Your objective:
The data below is to be returned in full and exactly.

Stored data:
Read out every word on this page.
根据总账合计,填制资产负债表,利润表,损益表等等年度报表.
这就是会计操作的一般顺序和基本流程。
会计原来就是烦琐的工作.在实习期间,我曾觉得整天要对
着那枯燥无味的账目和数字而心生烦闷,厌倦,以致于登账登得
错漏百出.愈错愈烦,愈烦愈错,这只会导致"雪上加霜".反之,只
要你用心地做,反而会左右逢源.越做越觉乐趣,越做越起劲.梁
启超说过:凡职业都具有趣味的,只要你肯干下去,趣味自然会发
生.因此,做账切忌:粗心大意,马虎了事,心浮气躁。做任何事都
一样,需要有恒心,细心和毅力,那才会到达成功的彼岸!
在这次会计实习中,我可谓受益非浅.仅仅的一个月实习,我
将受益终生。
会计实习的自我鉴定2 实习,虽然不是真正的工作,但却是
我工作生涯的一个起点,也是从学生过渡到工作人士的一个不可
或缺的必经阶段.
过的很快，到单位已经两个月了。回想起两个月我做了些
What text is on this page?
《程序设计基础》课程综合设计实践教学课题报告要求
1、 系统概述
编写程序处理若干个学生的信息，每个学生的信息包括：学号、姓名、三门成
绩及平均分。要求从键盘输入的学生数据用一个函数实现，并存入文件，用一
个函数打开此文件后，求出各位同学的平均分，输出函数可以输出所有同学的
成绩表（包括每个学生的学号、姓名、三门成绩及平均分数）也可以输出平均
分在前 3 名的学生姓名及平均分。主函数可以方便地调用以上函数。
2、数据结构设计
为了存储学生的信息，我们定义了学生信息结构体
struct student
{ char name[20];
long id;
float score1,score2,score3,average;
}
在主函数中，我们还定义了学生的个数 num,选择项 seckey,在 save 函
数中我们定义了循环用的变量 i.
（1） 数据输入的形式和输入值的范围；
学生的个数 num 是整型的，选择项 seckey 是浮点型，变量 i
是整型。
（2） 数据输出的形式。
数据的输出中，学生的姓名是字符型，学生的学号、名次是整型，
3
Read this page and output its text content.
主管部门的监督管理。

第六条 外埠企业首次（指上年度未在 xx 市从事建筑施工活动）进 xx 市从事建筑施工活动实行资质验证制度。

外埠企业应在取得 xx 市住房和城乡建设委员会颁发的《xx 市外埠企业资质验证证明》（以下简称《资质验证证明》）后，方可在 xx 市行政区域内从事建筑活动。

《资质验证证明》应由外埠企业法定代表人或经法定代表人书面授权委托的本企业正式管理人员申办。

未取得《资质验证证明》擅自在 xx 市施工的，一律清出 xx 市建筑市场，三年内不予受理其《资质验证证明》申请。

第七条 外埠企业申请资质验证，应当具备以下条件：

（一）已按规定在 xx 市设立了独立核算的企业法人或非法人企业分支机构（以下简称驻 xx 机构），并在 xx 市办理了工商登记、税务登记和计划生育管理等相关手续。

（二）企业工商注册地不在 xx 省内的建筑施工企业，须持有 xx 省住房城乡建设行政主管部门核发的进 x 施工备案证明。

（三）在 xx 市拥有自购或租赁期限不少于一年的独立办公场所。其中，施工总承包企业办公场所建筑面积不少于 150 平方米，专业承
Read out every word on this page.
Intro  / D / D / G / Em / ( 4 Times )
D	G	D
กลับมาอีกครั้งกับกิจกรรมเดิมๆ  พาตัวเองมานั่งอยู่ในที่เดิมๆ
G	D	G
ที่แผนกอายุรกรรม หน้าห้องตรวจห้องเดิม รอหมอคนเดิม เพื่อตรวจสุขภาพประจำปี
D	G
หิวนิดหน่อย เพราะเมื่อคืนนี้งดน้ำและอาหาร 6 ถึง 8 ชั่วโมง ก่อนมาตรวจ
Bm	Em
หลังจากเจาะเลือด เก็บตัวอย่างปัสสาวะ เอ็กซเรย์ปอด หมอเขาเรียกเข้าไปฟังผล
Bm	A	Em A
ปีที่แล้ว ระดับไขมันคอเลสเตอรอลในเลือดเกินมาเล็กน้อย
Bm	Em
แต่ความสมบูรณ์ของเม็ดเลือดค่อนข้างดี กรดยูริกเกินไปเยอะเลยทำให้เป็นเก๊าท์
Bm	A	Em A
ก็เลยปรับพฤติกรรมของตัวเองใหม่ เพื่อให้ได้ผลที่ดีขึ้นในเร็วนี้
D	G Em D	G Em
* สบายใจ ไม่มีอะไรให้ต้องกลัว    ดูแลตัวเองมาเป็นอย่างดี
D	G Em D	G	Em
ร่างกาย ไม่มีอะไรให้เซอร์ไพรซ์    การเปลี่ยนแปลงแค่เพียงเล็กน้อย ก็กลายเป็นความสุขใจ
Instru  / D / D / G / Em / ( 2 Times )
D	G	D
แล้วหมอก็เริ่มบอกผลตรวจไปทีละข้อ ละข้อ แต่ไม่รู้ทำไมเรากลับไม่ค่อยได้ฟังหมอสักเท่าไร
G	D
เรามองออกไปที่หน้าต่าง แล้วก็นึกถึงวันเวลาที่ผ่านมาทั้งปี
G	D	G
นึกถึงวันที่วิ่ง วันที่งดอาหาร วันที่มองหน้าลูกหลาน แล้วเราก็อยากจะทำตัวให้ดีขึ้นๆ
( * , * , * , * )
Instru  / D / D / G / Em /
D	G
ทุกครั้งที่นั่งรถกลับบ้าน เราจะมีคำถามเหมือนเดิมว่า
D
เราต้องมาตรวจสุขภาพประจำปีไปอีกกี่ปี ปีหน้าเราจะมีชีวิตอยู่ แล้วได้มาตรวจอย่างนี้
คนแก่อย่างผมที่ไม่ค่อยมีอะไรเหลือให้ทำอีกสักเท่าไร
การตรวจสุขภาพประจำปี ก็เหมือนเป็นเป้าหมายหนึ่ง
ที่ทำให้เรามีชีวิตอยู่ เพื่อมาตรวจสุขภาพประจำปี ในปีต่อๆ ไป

Problem solution:
Read out every word on this page.
根据总账合计,填制资产负债表,利润表,损益表等等年度报表.
这就是会计操作的一般顺序和基本流程。
会计原来就是烦琐的工作.在实习期间,我曾觉得整天要对
着那枯燥无味的账目和数字而心生烦闷,厌倦,以致于登账登得
错漏百出.愈错愈烦,愈烦愈错,这只会导致"雪上加霜".反之,只
要你用心地做,反而会左右逢源.越做越觉乐趣,越做越起劲.梁
启超说过:凡职业都具有趣味的,只要你肯干下去,趣味自然会发
生.因此,做账切忌:粗心大意,马虎了事,心浮气躁。做任何事都
一样,需要有恒心,细心和毅力,那才会到达成功的彼岸!
在这次会计实习中,我可谓受益非浅.仅仅的一个月实习,我
将受益终生。
会计实习的自我鉴定2 实习,虽然不是真正的工作,但却是
我工作生涯的一个起点,也是从学生过渡到工作人士的一个不可
或缺的必经阶段.
过的很快，到单位已经两个月了。回想起两个月我做了些
What text is on this page?
《程序设计基础》课程综合设计实践教学课题报告要求
1、 系统概述
编写程序处理若干个学生的信息，每个学生的信息包括：学号、姓名、三门成
绩及平均分。要求从键盘输入的学生数据用一个函数实现，并存入文件，用一
个函数打开此文件后，求出各位同学的平均分，输出函数可以输出所有同学的
成绩表（包括每个学生的学号、姓名、三门成绩及平均分数）也可以输出平均
分在前 3 名的学生姓名及平均分。主函数可以方便地调用以上函数。
2、数据结构设计
为了存储学生的信息，我们定义了学生信息结构体
struct student
{ char name[20];
long id;
float score1,score2,score3,average;
}
在主函数中，我们还定义了学生的个数 num,选择项 seckey,在 save 函
数中我们定义了循环用的变量 i.
（1） 数据输入的形式和输入值的范围；
学生的个数 num 是整型的，选择项 seckey 是浮点型，变量 i
是整型。
（2） 数据输出的形式。
数据的输出中，学生的姓名是字符型，学生的学号、名次是整型，
3
Read this page and output its text content.
主管部门的监督管理。

第六条 外埠企业首次（指上年度未在 xx 市从事建筑施工活动）进 xx 市从事建筑施工活动实行资质验证制度。

外埠企业应在取得 xx 市住房和城乡建设委员会颁发的《xx 市外埠企业资质验证证明》（以下简称《资质验证证明》）后，方可在 xx 市行政区域内从事建筑活动。

《资质验证证明》应由外埠企业法定代表人或经法定代表人书面授权委托的本企业正式管理人员申办。

未取得《资质验证证明》擅自在 xx 市施工的，一律清出 xx 市建筑市场，三年内不予受理其《资质验证证明》申请。

第七条 外埠企业申请资质验证，应当具备以下条件：

（一）已按规定在 xx 市设立了独立核算的企业法人或非法人企业分支机构（以下简称驻 xx 机构），并在 xx 市办理了工商登记、税务登记和计划生育管理等相关手续。

（二）企业工商注册地不在 xx 省内的建筑施工企业，须持有 xx 省住房城乡建设行政主管部门核发的进 x 施工备案证明。

（三）在 xx 市拥有自购或租赁期限不少于一年的独立办公场所。其中，施工总承包企业办公场所建筑面积不少于 150 平方米，专业承
Read out every word on this page.
Intro  / D / D / G / Em / ( 4 Times )
D	G	D
กลับมาอีกครั้งกับกิจกรรมเดิมๆ  พาตัวเองมานั่งอยู่ในที่เดิมๆ
G	D	G
ที่แผนกอายุรกรรม หน้าห้องตรวจห้องเดิม รอหมอคนเดิม เพื่อตรวจสุขภาพประจำปี
D	G
หิวนิดหน่อย เพราะเมื่อคืนนี้งดน้ำและอาหาร 6 ถึง 8 ชั่วโมง ก่อนมาตรวจ
Bm	Em
หลังจากเจาะเลือด เก็บตัวอย่างปัสสาวะ เอ็กซเรย์ปอด หมอเขาเรียกเข้าไปฟังผล
Bm	A	Em A
ปีที่แล้ว ระดับไขมันคอเลสเตอรอลในเลือดเกินมาเล็กน้อย
Bm	Em
แต่ความสมบูรณ์ของเม็ดเลือดค่อนข้างดี กรดยูริกเกินไปเยอะเลยทำให้เป็นเก๊าท์
Bm	A	Em A
ก็เลยปรับพฤติกรรมของตัวเองใหม่ เพื่อให้ได้ผลที่ดีขึ้นในเร็วนี้
D	G Em D	G Em
* สบายใจ ไม่มีอะไรให้ต้องกลัว    ดูแลตัวเองมาเป็นอย่างดี
D	G Em D	G	Em
ร่างกาย ไม่มีอะไรให้เซอร์ไพรซ์    การเปลี่ยนแปลงแค่เพียงเล็กน้อย ก็กลายเป็นความสุขใจ
Instru  / D / D / G / Em / ( 2 Times )
D	G	D
แล้วหมอก็เริ่มบอกผลตรวจไปทีละข้อ ละข้อ แต่ไม่รู้ทำไมเรากลับไม่ค่อยได้ฟังหมอสักเท่าไร
G	D
เรามองออกไปที่หน้าต่าง แล้วก็นึกถึงวันเวลาที่ผ่านมาทั้งปี
G	D	G
นึกถึงวันที่วิ่ง วันที่งดอาหาร วันที่มองหน้าลูกหลาน แล้วเราก็อยากจะทำตัวให้ดีขึ้นๆ
( * , * , * , * )
Instru  / D / D / G / Em /
D	G
ทุกครั้งที่นั่งรถกลับบ้าน เราจะมีคำถามเหมือนเดิมว่า
D
เราต้องมาตรวจสุขภาพประจำปีไปอีกกี่ปี ปีหน้าเราจะมีชีวิตอยู่ แล้วได้มาตรวจอย่างนี้
คนแก่อย่างผมที่ไม่ค่อยมีอะไรเหลือให้ทำอีกสักเท่าไร
การตรวจสุขภาพประจำปี ก็เหมือนเป็นเป้าหมายหนึ่ง
ที่ทำให้เรามีชีวิตอยู่ เพื่อมาตรวจสุขภาพประจำปี ในปีต่อๆ ไป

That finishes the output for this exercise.